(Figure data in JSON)
# # # # # # #
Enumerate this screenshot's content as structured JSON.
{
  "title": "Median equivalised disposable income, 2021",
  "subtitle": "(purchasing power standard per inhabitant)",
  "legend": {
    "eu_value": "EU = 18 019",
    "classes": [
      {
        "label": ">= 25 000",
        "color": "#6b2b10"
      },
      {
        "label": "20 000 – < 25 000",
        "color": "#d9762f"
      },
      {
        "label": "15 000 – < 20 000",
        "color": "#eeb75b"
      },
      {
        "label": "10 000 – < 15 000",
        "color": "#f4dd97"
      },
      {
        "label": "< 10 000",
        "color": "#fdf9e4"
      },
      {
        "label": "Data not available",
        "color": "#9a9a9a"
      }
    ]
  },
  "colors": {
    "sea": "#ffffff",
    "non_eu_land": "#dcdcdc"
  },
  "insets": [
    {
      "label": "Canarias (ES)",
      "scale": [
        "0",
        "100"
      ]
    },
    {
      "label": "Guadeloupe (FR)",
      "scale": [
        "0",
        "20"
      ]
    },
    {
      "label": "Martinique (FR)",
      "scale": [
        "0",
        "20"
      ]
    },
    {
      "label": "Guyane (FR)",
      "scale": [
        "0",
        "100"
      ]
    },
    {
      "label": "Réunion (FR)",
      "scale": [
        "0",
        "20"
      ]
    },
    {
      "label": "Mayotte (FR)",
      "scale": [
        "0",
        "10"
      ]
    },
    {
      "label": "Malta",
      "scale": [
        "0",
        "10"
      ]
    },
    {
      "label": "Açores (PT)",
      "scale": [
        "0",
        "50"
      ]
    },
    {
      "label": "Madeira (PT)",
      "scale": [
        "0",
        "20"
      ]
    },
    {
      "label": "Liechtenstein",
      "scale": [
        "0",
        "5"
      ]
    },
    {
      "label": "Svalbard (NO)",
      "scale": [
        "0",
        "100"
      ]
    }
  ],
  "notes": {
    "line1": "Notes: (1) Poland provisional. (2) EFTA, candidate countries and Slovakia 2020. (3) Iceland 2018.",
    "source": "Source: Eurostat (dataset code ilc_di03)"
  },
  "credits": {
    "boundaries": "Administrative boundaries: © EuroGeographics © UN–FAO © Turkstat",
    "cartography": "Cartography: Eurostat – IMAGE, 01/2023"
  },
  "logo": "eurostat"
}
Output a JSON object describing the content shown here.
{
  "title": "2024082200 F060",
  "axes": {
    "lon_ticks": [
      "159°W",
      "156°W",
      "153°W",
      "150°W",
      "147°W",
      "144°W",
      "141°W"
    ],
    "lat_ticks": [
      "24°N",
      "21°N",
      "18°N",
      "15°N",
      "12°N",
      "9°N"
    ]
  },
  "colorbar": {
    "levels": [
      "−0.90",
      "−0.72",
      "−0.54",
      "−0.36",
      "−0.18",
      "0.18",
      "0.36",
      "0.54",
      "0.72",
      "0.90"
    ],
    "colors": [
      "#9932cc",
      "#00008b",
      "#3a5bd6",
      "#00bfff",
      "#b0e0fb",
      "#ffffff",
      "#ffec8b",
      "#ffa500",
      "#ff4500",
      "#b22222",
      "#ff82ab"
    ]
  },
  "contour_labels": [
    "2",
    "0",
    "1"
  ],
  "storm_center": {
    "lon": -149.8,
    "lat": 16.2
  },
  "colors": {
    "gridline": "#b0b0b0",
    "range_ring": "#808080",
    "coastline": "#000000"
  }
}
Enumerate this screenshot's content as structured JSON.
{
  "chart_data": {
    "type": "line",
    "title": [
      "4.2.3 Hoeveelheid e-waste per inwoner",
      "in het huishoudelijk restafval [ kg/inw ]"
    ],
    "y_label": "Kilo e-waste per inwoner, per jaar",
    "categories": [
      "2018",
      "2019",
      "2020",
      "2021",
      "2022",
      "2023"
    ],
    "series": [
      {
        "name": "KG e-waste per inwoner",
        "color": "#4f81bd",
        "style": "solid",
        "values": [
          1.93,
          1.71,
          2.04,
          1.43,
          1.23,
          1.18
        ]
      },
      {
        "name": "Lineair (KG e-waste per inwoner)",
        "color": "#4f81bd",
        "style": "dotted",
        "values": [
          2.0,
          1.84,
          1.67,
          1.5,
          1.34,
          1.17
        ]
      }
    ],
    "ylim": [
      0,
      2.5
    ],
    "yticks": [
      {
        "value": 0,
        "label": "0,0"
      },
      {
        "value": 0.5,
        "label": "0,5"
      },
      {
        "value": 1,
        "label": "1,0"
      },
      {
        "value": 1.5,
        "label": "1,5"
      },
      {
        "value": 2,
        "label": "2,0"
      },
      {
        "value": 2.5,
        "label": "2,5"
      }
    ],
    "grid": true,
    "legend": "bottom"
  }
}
# # # # # # #
(Directions for this task): Return every line of the material exactly.

(Exercise response):
Enumerate this screenshot's content as structured JSON.
{
  "title": "Median equivalised disposable income, 2021",
  "subtitle": "(purchasing power standard per inhabitant)",
  "legend": {
    "eu_value": "EU = 18 019",
    "classes": [
      {
        "label": ">= 25 000",
        "color": "#6b2b10"
      },
      {
        "label": "20 000 – < 25 000",
        "color": "#d9762f"
      },
      {
        "label": "15 000 – < 20 000",
        "color": "#eeb75b"
      },
      {
        "label": "10 000 – < 15 000",
        "color": "#f4dd97"
      },
      {
        "label": "< 10 000",
        "color": "#fdf9e4"
      },
      {
        "label": "Data not available",
        "color": "#9a9a9a"
      }
    ]
  },
  "colors": {
    "sea": "#ffffff",
    "non_eu_land": "#dcdcdc"
  },
  "insets": [
    {
      "label": "Canarias (ES)",
      "scale": [
        "0",
        "100"
      ]
    },
    {
      "label": "Guadeloupe (FR)",
      "scale": [
        "0",
        "20"
      ]
    },
    {
      "label": "Martinique (FR)",
      "scale": [
        "0",
        "20"
      ]
    },
    {
      "label": "Guyane (FR)",
      "scale": [
        "0",
        "100"
      ]
    },
    {
      "label": "Réunion (FR)",
      "scale": [
        "0",
        "20"
      ]
    },
    {
      "label": "Mayotte (FR)",
      "scale": [
        "0",
        "10"
      ]
    },
    {
      "label": "Malta",
      "scale": [
        "0",
        "10"
      ]
    },
    {
      "label": "Açores (PT)",
      "scale": [
        "0",
        "50"
      ]
    },
    {
      "label": "Madeira (PT)",
      "scale": [
        "0",
        "20"
      ]
    },
    {
      "label": "Liechtenstein",
      "scale": [
        "0",
        "5"
      ]
    },
    {
      "label": "Svalbard (NO)",
      "scale": [
        "0",
        "100"
      ]
    }
  ],
  "notes": {
    "line1": "Notes: (1) Poland provisional. (2) EFTA, candidate countries and Slovakia 2020. (3) Iceland 2018.",
    "source": "Source: Eurostat (dataset code ilc_di03)"
  },
  "credits": {
    "boundaries": "Administrative boundaries: © EuroGeographics © UN–FAO © Turkstat",
    "cartography": "Cartography: Eurostat – IMAGE, 01/2023"
  },
  "logo": "eurostat"
}
Output a JSON object describing the content shown here.
{
  "title": "2024082200 F060",
  "axes": {
    "lon_ticks": [
      "159°W",
      "156°W",
      "153°W",
      "150°W",
      "147°W",
      "144°W",
      "141°W"
    ],
    "lat_ticks": [
      "24°N",
      "21°N",
      "18°N",
      "15°N",
      "12°N",
      "9°N"
    ]
  },
  "colorbar": {
    "levels": [
      "−0.90",
      "−0.72",
      "−0.54",
      "−0.36",
      "−0.18",
      "0.18",
      "0.36",
      "0.54",
      "0.72",
      "0.90"
    ],
    "colors": [
      "#9932cc",
      "#00008b",
      "#3a5bd6",
      "#00bfff",
      "#b0e0fb",
      "#ffffff",
      "#ffec8b",
      "#ffa500",
      "#ff4500",
      "#b22222",
      "#ff82ab"
    ]
  },
  "contour_labels": [
    "2",
    "0",
    "1"
  ],
  "storm_center": {
    "lon": -149.8,
    "lat": 16.2
  },
  "colors": {
    "gridline": "#b0b0b0",
    "range_ring": "#808080",
    "coastline": "#000000"
  }
}
Enumerate this screenshot's content as structured JSON.
{
  "chart_data": {
    "type": "line",
    "title": [
      "4.2.3 Hoeveelheid e-waste per inwoner",
      "in het huishoudelijk restafval [ kg/inw ]"
    ],
    "y_label": "Kilo e-waste per inwoner, per jaar",
    "categories": [
      "2018",
      "2019",
      "2020",
      "2021",
      "2022",
      "2023"
    ],
    "series": [
      {
        "name": "KG e-waste per inwoner",
        "color": "#4f81bd",
        "style": "solid",
        "values": [
          1.93,
          1.71,
          2.04,
          1.43,
          1.23,
          1.18
        ]
      },
      {
        "name": "Lineair (KG e-waste per inwoner)",
        "color": "#4f81bd",
        "style": "dotted",
        "values": [
          2.0,
          1.84,
          1.67,
          1.5,
          1.34,
          1.17
        ]
      }
    ],
    "ylim": [
      0,
      2.5
    ],
    "yticks": [
      {
        "value": 0,
        "label": "0,0"
      },
      {
        "value": 0.5,
        "label": "0,5"
      },
      {
        "value": 1,
        "label": "1,0"
      },
      {
        "value": 1.5,
        "label": "1,5"
      },
      {
        "value": 2,
        "label": "2,0"
      },
      {
        "value": 2.5,
        "label": "2,5"
      }
    ],
    "grid": true,
    "legend": "bottom"
  }
}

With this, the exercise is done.